***** MATERIAL PROVIDED *****

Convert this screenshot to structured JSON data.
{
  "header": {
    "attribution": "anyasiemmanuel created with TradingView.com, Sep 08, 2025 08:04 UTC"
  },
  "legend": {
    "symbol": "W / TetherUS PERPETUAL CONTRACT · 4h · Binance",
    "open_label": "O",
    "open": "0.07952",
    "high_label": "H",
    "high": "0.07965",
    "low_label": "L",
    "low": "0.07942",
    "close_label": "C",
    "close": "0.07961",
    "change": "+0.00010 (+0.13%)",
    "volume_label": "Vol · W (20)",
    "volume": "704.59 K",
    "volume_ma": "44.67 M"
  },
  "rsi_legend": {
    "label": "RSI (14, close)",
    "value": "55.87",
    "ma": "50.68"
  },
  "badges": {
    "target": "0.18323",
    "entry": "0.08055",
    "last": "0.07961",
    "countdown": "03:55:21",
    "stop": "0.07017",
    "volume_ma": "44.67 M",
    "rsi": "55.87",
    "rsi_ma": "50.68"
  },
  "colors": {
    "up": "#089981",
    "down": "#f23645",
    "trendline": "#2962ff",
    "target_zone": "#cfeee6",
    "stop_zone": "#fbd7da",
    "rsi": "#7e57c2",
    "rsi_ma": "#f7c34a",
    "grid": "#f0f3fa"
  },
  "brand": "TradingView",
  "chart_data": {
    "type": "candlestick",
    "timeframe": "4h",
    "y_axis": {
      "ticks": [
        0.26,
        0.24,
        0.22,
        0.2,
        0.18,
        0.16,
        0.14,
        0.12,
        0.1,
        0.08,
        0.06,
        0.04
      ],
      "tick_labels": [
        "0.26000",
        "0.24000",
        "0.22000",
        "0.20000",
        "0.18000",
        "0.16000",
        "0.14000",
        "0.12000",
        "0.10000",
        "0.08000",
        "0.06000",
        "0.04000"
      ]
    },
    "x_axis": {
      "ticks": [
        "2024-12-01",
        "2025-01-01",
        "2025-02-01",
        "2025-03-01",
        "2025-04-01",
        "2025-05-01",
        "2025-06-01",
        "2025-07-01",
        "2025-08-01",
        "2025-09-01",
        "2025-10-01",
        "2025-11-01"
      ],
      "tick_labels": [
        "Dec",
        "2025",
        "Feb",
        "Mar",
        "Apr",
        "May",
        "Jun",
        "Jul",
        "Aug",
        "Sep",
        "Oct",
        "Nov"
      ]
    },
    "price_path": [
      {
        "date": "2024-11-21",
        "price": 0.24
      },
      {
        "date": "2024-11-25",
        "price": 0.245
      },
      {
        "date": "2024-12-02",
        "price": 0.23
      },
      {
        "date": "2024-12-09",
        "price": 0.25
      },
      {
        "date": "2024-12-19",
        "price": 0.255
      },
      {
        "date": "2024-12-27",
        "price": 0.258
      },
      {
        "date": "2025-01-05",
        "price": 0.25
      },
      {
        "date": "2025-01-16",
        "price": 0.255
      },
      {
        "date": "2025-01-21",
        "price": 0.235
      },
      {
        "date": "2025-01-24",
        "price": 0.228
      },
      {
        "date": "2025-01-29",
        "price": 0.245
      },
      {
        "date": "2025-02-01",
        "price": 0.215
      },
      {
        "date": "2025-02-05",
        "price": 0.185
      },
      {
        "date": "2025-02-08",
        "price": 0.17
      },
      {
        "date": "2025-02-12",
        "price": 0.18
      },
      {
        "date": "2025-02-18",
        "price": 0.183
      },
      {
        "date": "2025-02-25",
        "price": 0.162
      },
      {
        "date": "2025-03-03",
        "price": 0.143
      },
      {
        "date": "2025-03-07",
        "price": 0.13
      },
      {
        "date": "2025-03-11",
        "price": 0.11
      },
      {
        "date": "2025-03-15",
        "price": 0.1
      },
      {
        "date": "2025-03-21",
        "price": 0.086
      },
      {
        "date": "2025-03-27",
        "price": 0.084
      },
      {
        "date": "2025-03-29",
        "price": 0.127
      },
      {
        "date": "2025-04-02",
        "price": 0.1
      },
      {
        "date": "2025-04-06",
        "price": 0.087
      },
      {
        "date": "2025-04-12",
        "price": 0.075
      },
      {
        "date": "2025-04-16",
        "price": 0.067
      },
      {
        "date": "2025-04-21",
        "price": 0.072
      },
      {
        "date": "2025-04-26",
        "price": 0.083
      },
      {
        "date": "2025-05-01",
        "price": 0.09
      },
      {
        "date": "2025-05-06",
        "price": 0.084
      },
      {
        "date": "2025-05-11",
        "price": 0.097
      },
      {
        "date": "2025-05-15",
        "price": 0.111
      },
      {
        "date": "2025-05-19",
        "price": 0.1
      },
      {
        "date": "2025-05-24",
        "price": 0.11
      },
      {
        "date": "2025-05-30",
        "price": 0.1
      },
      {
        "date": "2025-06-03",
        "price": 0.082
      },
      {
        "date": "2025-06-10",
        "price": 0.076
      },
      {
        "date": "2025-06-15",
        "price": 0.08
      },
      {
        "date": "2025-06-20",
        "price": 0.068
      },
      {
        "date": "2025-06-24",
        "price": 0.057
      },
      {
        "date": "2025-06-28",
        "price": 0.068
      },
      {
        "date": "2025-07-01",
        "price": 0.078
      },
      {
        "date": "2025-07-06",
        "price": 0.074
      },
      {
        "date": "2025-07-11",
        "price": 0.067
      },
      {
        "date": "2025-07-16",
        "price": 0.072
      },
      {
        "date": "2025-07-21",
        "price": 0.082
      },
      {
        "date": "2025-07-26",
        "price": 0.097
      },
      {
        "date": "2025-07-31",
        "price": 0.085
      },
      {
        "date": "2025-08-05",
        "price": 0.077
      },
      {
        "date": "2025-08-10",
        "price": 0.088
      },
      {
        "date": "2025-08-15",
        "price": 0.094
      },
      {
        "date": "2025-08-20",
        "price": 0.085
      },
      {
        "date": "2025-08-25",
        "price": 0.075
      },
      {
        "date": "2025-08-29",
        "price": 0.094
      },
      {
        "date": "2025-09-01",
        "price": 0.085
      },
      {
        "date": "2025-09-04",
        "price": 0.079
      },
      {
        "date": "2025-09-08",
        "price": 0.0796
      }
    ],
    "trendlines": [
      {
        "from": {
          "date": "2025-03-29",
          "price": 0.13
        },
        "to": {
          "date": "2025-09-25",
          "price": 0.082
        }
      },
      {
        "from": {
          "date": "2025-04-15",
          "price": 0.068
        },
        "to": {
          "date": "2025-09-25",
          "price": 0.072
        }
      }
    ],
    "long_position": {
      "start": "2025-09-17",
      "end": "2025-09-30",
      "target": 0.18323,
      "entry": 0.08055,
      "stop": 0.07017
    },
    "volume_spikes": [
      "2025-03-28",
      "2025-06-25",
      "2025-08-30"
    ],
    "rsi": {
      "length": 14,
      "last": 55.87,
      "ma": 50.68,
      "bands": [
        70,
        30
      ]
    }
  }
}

*****

* WRITTEN REQUEST: Copy out the data shown above without altering anything.

* EXERCISE SOLUTION:
Convert this screenshot to structured JSON data.
{
  "header": {
    "attribution": "anyasiemmanuel created with TradingView.com, Sep 08, 2025 08:04 UTC"
  },
  "legend": {
    "symbol": "W / TetherUS PERPETUAL CONTRACT · 4h · Binance",
    "open_label": "O",
    "open": "0.07952",
    "high_label": "H",
    "high": "0.07965",
    "low_label": "L",
    "low": "0.07942",
    "close_label": "C",
    "close": "0.07961",
    "change": "+0.00010 (+0.13%)",
    "volume_label": "Vol · W (20)",
    "volume": "704.59 K",
    "volume_ma": "44.67 M"
  },
  "rsi_legend": {
    "label": "RSI (14, close)",
    "value": "55.87",
    "ma": "50.68"
  },
  "badges": {
    "target": "0.18323",
    "entry": "0.08055",
    "last": "0.07961",
    "countdown": "03:55:21",
    "stop": "0.07017",
    "volume_ma": "44.67 M",
    "rsi": "55.87",
    "rsi_ma": "50.68"
  },
  "colors": {
    "up": "#089981",
    "down": "#f23645",
    "trendline": "#2962ff",
    "target_zone": "#cfeee6",
    "stop_zone": "#fbd7da",
    "rsi": "#7e57c2",
    "rsi_ma": "#f7c34a",
    "grid": "#f0f3fa"
  },
  "brand": "TradingView",
  "chart_data": {
    "type": "candlestick",
    "timeframe": "4h",
    "y_axis": {
      "ticks": [
        0.26,
        0.24,
        0.22,
        0.2,
        0.18,
        0.16,
        0.14,
        0.12,
        0.1,
        0.08,
        0.06,
        0.04
      ],
      "tick_labels": [
        "0.26000",
        "0.24000",
        "0.22000",
        "0.20000",
        "0.18000",
        "0.16000",
        "0.14000",
        "0.12000",
        "0.10000",
        "0.08000",
        "0.06000",
        "0.04000"
      ]
    },
    "x_axis": {
      "ticks": [
        "2024-12-01",
        "2025-01-01",
        "2025-02-01",
        "2025-03-01",
        "2025-04-01",
        "2025-05-01",
        "2025-06-01",
        "2025-07-01",
        "2025-08-01",
        "2025-09-01",
        "2025-10-01",
        "2025-11-01"
      ],
      "tick_labels": [
        "Dec",
        "2025",
        "Feb",
        "Mar",
        "Apr",
        "May",
        "Jun",
        "Jul",
        "Aug",
        "Sep",
        "Oct",
        "Nov"
      ]
    },
    "price_path": [
      {
        "date": "2024-11-21",
        "price": 0.24
      },
      {
        "date": "2024-11-25",
        "price": 0.245
      },
      {
        "date": "2024-12-02",
        "price": 0.23
      },
      {
        "date": "2024-12-09",
        "price": 0.25
      },
      {
        "date": "2024-12-19",
        "price": 0.255
      },
      {
        "date": "2024-12-27",
        "price": 0.258
      },
      {
        "date": "2025-01-05",
        "price": 0.25
      },
      {
        "date": "2025-01-16",
        "price": 0.255
      },
      {
        "date": "2025-01-21",
        "price": 0.235
      },
      {
        "date": "2025-01-24",
        "price": 0.228
      },
      {
        "date": "2025-01-29",
        "price": 0.245
      },
      {
        "date": "2025-02-01",
        "price": 0.215
      },
      {
        "date": "2025-02-05",
        "price": 0.185
      },
      {
        "date": "2025-02-08",
        "price": 0.17
      },
      {
        "date": "2025-02-12",
        "price": 0.18
      },
      {
        "date": "2025-02-18",
        "price": 0.183
      },
      {
        "date": "2025-02-25",
        "price": 0.162
      },
      {
        "date": "2025-03-03",
        "price": 0.143
      },
      {
        "date": "2025-03-07",
        "price": 0.13
      },
      {
        "date": "2025-03-11",
        "price": 0.11
      },
      {
        "date": "2025-03-15",
        "price": 0.1
      },
      {
        "date": "2025-03-21",
        "price": 0.086
      },
      {
        "date": "2025-03-27",
        "price": 0.084
      },
      {
        "date": "2025-03-29",
        "price": 0.127
      },
      {
        "date": "2025-04-02",
        "price": 0.1
      },
      {
        "date": "2025-04-06",
        "price": 0.087
      },
      {
        "date": "2025-04-12",
        "price": 0.075
      },
      {
        "date": "2025-04-16",
        "price": 0.067
      },
      {
        "date": "2025-04-21",
        "price": 0.072
      },
      {
        "date": "2025-04-26",
        "price": 0.083
      },
      {
        "date": "2025-05-01",
        "price": 0.09
      },
      {
        "date": "2025-05-06",
        "price": 0.084
      },
      {
        "date": "2025-05-11",
        "price": 0.097
      },
      {
        "date": "2025-05-15",
        "price": 0.111
      },
      {
        "date": "2025-05-19",
        "price": 0.1
      },
      {
        "date": "2025-05-24",
        "price": 0.11
      },
      {
        "date": "2025-05-30",
        "price": 0.1
      },
      {
        "date": "2025-06-03",
        "price": 0.082
      },
      {
        "date": "2025-06-10",
        "price": 0.076
      },
      {
        "date": "2025-06-15",
        "price": 0.08
      },
      {
        "date": "2025-06-20",
        "price": 0.068
      },
      {
        "date": "2025-06-24",
        "price": 0.057
      },
      {
        "date": "2025-06-28",
        "price": 0.068
      },
      {
        "date": "2025-07-01",
        "price": 0.078
      },
      {
        "date": "2025-07-06",
        "price": 0.074
      },
      {
        "date": "2025-07-11",
        "price": 0.067
      },
      {
        "date": "2025-07-16",
        "price": 0.072
      },
      {
        "date": "2025-07-21",
        "price": 0.082
      },
      {
        "date": "2025-07-26",
        "price": 0.097
      },
      {
        "date": "2025-07-31",
        "price": 0.085
      },
      {
        "date": "2025-08-05",
        "price": 0.077
      },
      {
        "date": "2025-08-10",
        "price": 0.088
      },
      {
        "date": "2025-08-15",
        "price": 0.094
      },
      {
        "date": "2025-08-20",
        "price": 0.085
      },
      {
        "date": "2025-08-25",
        "price": 0.075
      },
      {
        "date": "2025-08-29",
        "price": 0.094
      },
      {
        "date": "2025-09-01",
        "price": 0.085
      },
      {
        "date": "2025-09-04",
        "price": 0.079
      },
      {
        "date": "2025-09-08",
        "price": 0.0796
      }
    ],
    "trendlines": [
      {
        "from": {
          "date": "2025-03-29",
          "price": 0.13
        },
        "to": {
          "date": "2025-09-25",
          "price": 0.082
        }
      },
      {
        "from": {
          "date": "2025-04-15",
          "price": 0.068
        },
        "to": {
          "date": "2025-09-25",
          "price": 0.072
        }
      }
    ],
    "long_position": {
      "start": "2025-09-17",
      "end": "2025-09-30",
      "target": 0.18323,
      "entry": 0.08055,
      "stop": 0.07017
    },
    "volume_spikes": [
      "2025-03-28",
      "2025-06-25",
      "2025-08-30"
    ],
    "rsi": {
      "length": 14,
      "last": 55.87,
      "ma": 50.68,
      "bands": [
        70,
        30
      ]
    }
  }
}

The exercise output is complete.